REQUIREMENT |
Go through the material and tally the lines containing the string "Thames". Give the total alone.

INPUT MATERIAL |
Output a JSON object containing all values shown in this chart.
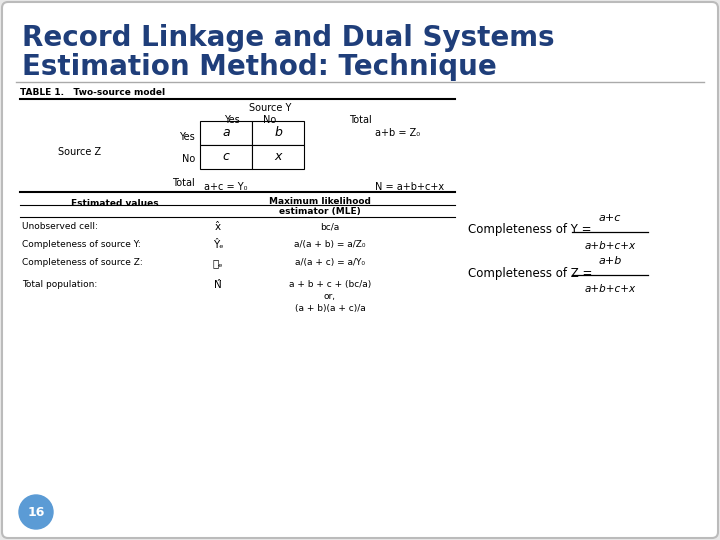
{
  "title_line1": "Record Linkage and Dual Systems",
  "title_line2": "Estimation Method: Technique",
  "title_color": "#1F3E7A",
  "bg_color": "#FFFFFF",
  "slide_bg": "#E8E8E8",
  "border_color": "#BBBBBB",
  "page_number": "16",
  "page_circle_color": "#5B9BD5",
  "table1_title": "TABLE 1.   Two-source model",
  "table_header_source_y": "Source Y",
  "table_col_yes": "Yes",
  "table_col_no": "No",
  "table_col_total": "Total",
  "table_row_source_z": "Source Z",
  "table_row_yes": "Yes",
  "table_row_no": "No",
  "table_row_total": "Total",
  "cell_a": "a",
  "cell_b": "b",
  "cell_c": "c",
  "cell_x": "x",
  "total_row1": "a+b = Z₀",
  "total_col1": "a+c = Y₀",
  "total_N": "N = a+b+c+x",
  "est_col1": "Estimated values",
  "est_col2": "Maximum likelihood\nestimator (MLE)",
  "row1_label": "Unobserved cell:",
  "row1_hat": "x̂",
  "row1_mle": "bc/a",
  "row2_label": "Completeness of source Y:",
  "row2_hat": "Ŷₑ",
  "row2_mle": "a/(a + b) = a/Z₀",
  "row3_label": "Completeness of source Z:",
  "row3_hat": "ៜₑ",
  "row3_mle": "a/(a + c) = a/Y₀",
  "row4_label": "Total population:",
  "row4_hat": "N̂",
  "row4_mle_line1": "a + b + c + (bc/a)",
  "row4_mle_line2": "or,",
  "row4_mle_line3": "(a + b)(a + c)/a",
  "completeness_Y_text": "Completeness of Y =",
  "completeness_Y_num": "a+c",
  "completeness_Y_den": "a+b+c+x",
  "completeness_Z_text": "Completeness of Z =",
  "completeness_Z_num": "a+b",
  "completeness_Z_den": "a+b+c+x"
}
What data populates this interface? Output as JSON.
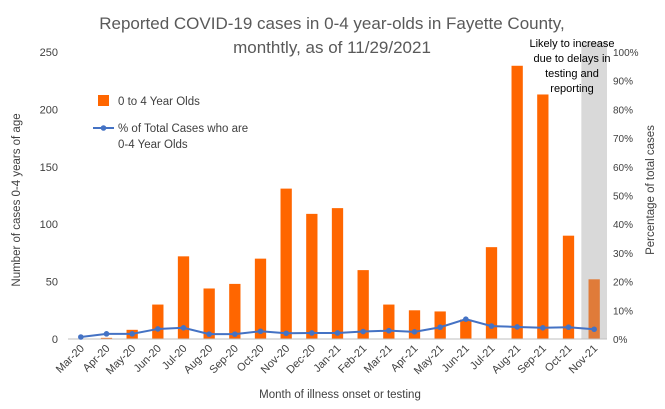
{
  "chart_data": {
    "type": "bar",
    "title": [
      "Reported COVID-19 cases in 0-4 year-olds in Fayette County,",
      "monthtly, as of 11/29/2021"
    ],
    "xlabel": "Month of illness onset or testing",
    "ylabel": "Number of cases 0-4 years of age",
    "y2label": "Percentage of total cases",
    "ylim": [
      0,
      250
    ],
    "y2lim": [
      0,
      100
    ],
    "yticks": [
      "0",
      "50",
      "100",
      "150",
      "200",
      "250"
    ],
    "y2ticks": [
      "0%",
      "10%",
      "20%",
      "30%",
      "40%",
      "50%",
      "60%",
      "70%",
      "80%",
      "90%",
      "100%"
    ],
    "grid": false,
    "categories": [
      "Mar-20",
      "Apr-20",
      "May-20",
      "Jun-20",
      "Jul-20",
      "Aug-20",
      "Sep-20",
      "Oct-20",
      "Nov-20",
      "Dec-20",
      "Jan-21",
      "Feb-21",
      "Mar-21",
      "Apr-21",
      "May-21",
      "Jun-21",
      "Jul-21",
      "Aug-21",
      "Sep-21",
      "Oct-21",
      "Nov-21"
    ],
    "series": [
      {
        "name": "0 to 4 Year Olds",
        "type": "bar",
        "axis": "left",
        "color": "#FF6600",
        "values": [
          0,
          1,
          8,
          30,
          72,
          44,
          48,
          70,
          131,
          109,
          114,
          60,
          30,
          25,
          24,
          17,
          80,
          238,
          213,
          90,
          52
        ]
      },
      {
        "name": "% of Total Cases who are 0-4 Year Olds",
        "type": "line",
        "axis": "right",
        "unit": "%",
        "color": "#4472C4",
        "values": [
          0.7,
          1.8,
          1.8,
          3.5,
          3.9,
          1.7,
          1.7,
          2.7,
          2.0,
          2.1,
          2.1,
          2.6,
          2.9,
          2.5,
          4.1,
          6.9,
          4.5,
          4.2,
          3.9,
          4.1,
          3.4
        ]
      }
    ],
    "highlight": {
      "category": "Nov-21",
      "shade_color": "#D9D9D9",
      "bar_color": "#E07B39",
      "note": [
        "Likely to increase",
        "due to delays in",
        "testing and",
        "reporting"
      ]
    },
    "legend": {
      "position": "left-inside",
      "items": [
        "0 to 4 Year Olds",
        "% of Total Cases who are",
        "0-4 Year Olds"
      ]
    }
  }
}
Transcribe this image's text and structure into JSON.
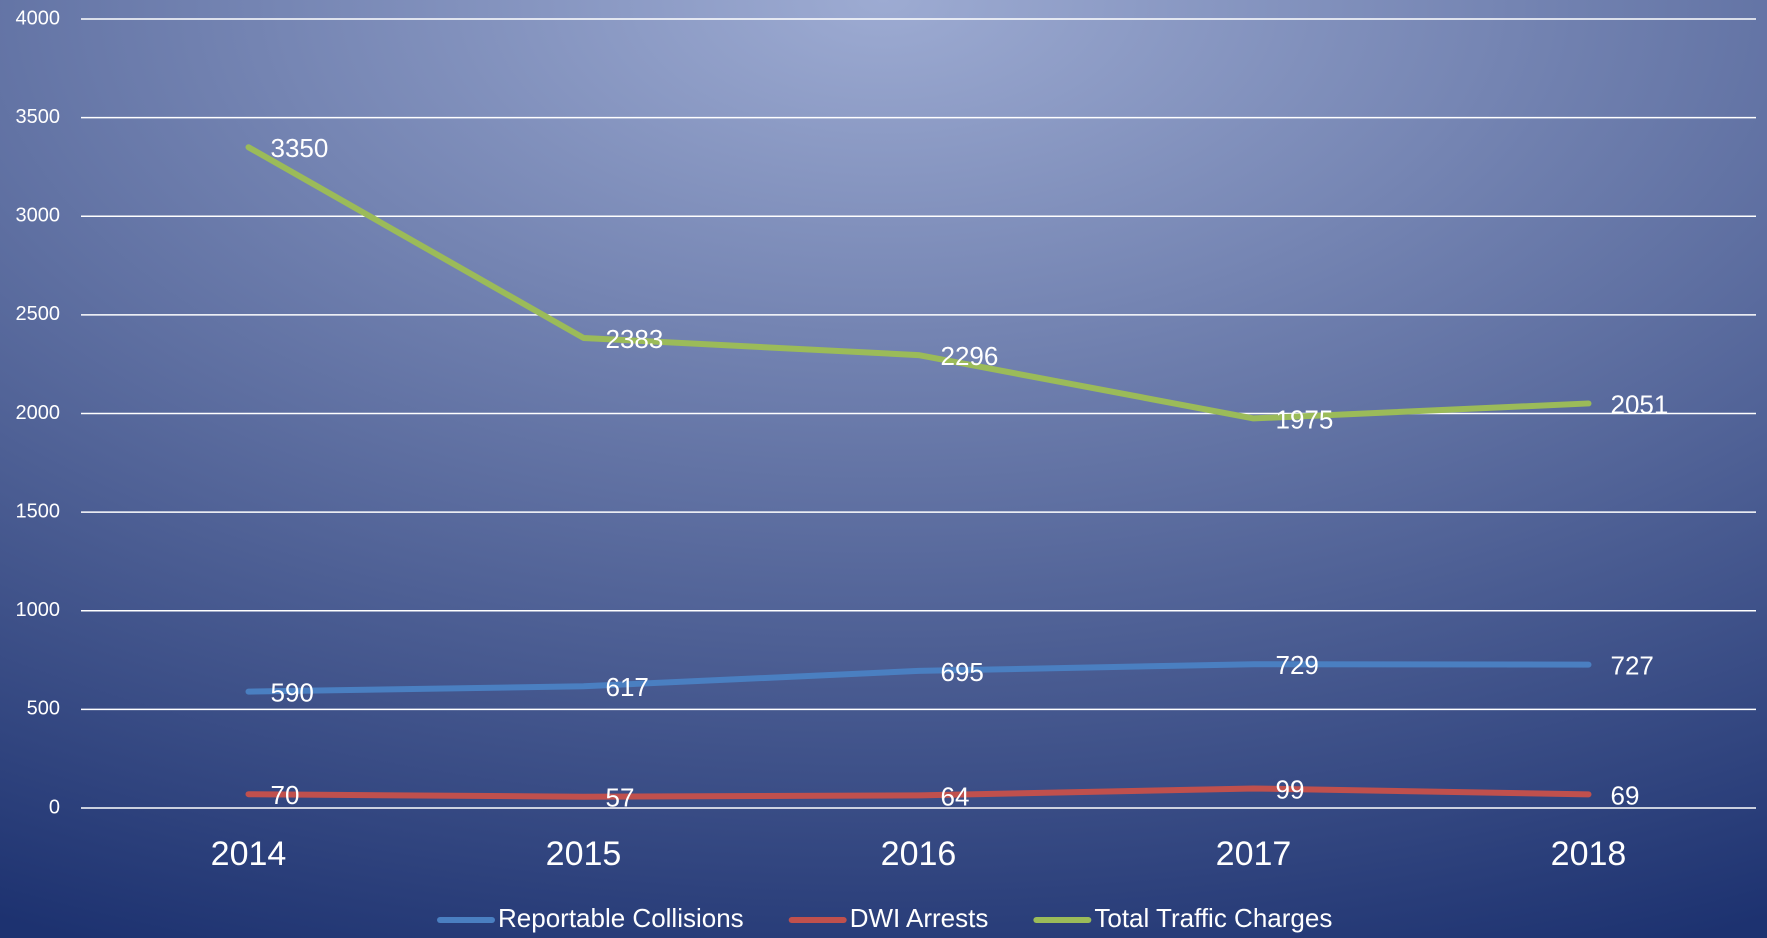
{
  "chart_data": {
    "type": "line",
    "categories": [
      "2014",
      "2015",
      "2016",
      "2017",
      "2018"
    ],
    "series": [
      {
        "name": "Reportable Collisions",
        "color": "#4a7fc1",
        "values": [
          590,
          617,
          695,
          729,
          727
        ]
      },
      {
        "name": "DWI Arrests",
        "color": "#c0504d",
        "values": [
          70,
          57,
          64,
          99,
          69
        ]
      },
      {
        "name": "Total Traffic Charges",
        "color": "#9bbb59",
        "values": [
          3350,
          2383,
          2296,
          1975,
          2051
        ]
      }
    ],
    "ylim": [
      0,
      4000
    ],
    "yticks": [
      0,
      500,
      1000,
      1500,
      2000,
      2500,
      3000,
      3500,
      4000
    ],
    "grid": true,
    "legend": "bottom"
  }
}
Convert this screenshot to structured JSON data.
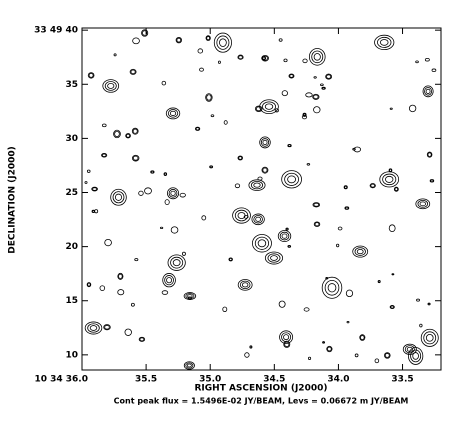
{
  "chart_data": {
    "type": "contour",
    "x_label": "RIGHT ASCENSION (J2000)",
    "y_label": "DECLINATION (J2000)",
    "caption": "Cont peak flux =  1.5496E-02 JY/BEAM, Levs = 0.06672 m JY/BEAM",
    "xlim": [
      36.0,
      33.2
    ],
    "xticks": [
      {
        "value": 36.0,
        "label": "10 34 36.0"
      },
      35.5,
      {
        "value": 35.0,
        "label": "35.0"
      },
      34.5,
      {
        "value": 34.0,
        "label": "34.0"
      },
      33.5
    ],
    "ylim": [
      8.6,
      40.2
    ],
    "yticks": [
      {
        "value": 40,
        "label": "33 49 40"
      },
      35,
      30,
      25,
      20,
      15,
      10
    ],
    "color": "#000000"
  }
}
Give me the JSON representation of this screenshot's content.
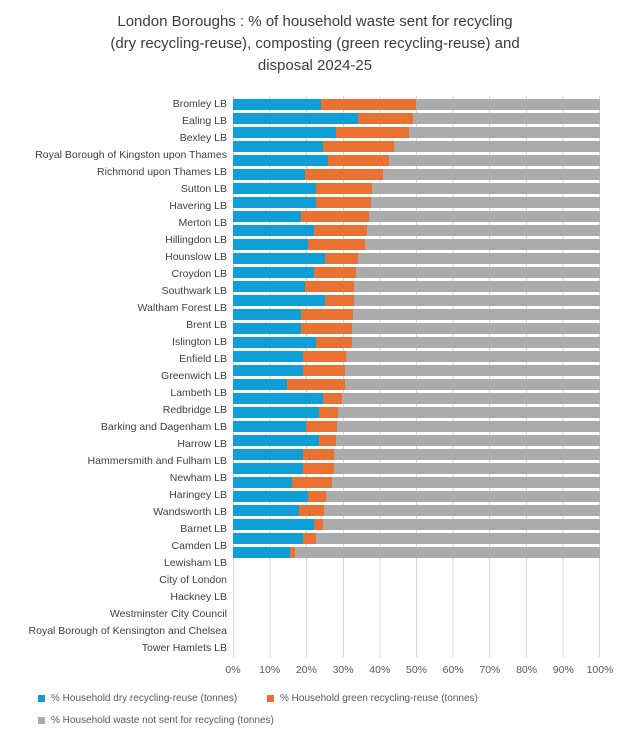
{
  "title": {
    "lines": [
      "London Boroughs : % of household waste sent for recycling",
      "(dry recycling-reuse), composting (green recycling-reuse) and",
      "disposal 2024-25"
    ]
  },
  "axis": {
    "ticks": [
      "0%",
      "10%",
      "20%",
      "30%",
      "40%",
      "50%",
      "60%",
      "70%",
      "80%",
      "90%",
      "100%"
    ]
  },
  "chart_data": {
    "type": "bar",
    "orientation": "horizontal",
    "stacked": true,
    "stack_total": 100,
    "title": "London Boroughs : % of household waste sent for recycling (dry recycling-reuse), composting (green recycling-reuse) and disposal 2024-25",
    "xlabel": "",
    "ylabel": "",
    "xlim": [
      0,
      100
    ],
    "x_tick_values": [
      0,
      10,
      20,
      30,
      40,
      50,
      60,
      70,
      80,
      90,
      100
    ],
    "grid": true,
    "legend_position": "bottom",
    "categories": [
      "Bromley LB",
      "Ealing LB",
      "Bexley LB",
      "Royal Borough of Kingston upon Thames",
      "Richmond upon Thames LB",
      "Sutton LB",
      "Havering LB",
      "Merton LB",
      "Hillingdon LB",
      "Hounslow LB",
      "Croydon LB",
      "Southwark LB",
      "Waltham Forest LB",
      "Brent LB",
      "Islington LB",
      "Enfield LB",
      "Greenwich LB",
      "Lambeth LB",
      "Redbridge LB",
      "Barking and Dagenham LB",
      "Harrow LB",
      "Hammersmith and Fulham LB",
      "Newham LB",
      "Haringey LB",
      "Wandsworth LB",
      "Barnet LB",
      "Camden LB",
      "Lewisham LB",
      "City of London",
      "Hackney LB",
      "Westminster City Council",
      "Royal Borough of Kensington and Chelsea",
      "Tower Hamlets LB"
    ],
    "series": [
      {
        "key": "dry-recycling",
        "name": "% Household dry recycling-reuse (tonnes)",
        "color": "#0F9ED5",
        "values": [
          24,
          34,
          28,
          24.5,
          26,
          19.5,
          22.5,
          22.5,
          18.5,
          22,
          20.5,
          25,
          22,
          19.5,
          25,
          18.5,
          18.5,
          22.5,
          19,
          19,
          14.7,
          24.5,
          23.5,
          20,
          23.4,
          19,
          19,
          16,
          20.5,
          18,
          22,
          19,
          15.5
        ]
      },
      {
        "key": "green-recycling",
        "name": "% Household green recycling-reuse (tonnes)",
        "color": "#E97132",
        "values": [
          26,
          15,
          20,
          19.5,
          16.5,
          21.5,
          15.5,
          15,
          18.5,
          14.5,
          15.5,
          9,
          11.5,
          13.5,
          8,
          14.2,
          14,
          9.8,
          11.7,
          11.6,
          15.8,
          5.3,
          5,
          8.4,
          4.6,
          8.6,
          8.4,
          11.1,
          4.8,
          6.7,
          2.5,
          3.5,
          1.5
        ]
      },
      {
        "key": "not-recycled",
        "name": "% Household waste not sent for recycling (tonnes)",
        "color": "#ABABAB",
        "values": [
          50,
          51,
          52,
          56,
          57.5,
          59,
          62,
          62.5,
          63,
          63.5,
          64,
          66,
          66.5,
          67,
          67,
          67.3,
          67.5,
          67.7,
          69.3,
          69.4,
          69.5,
          70.2,
          71.5,
          71.6,
          72,
          72.4,
          72.6,
          72.9,
          74.7,
          75.3,
          75.5,
          77.5,
          83
        ]
      }
    ]
  }
}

RESULT FOR THIS TASK |
2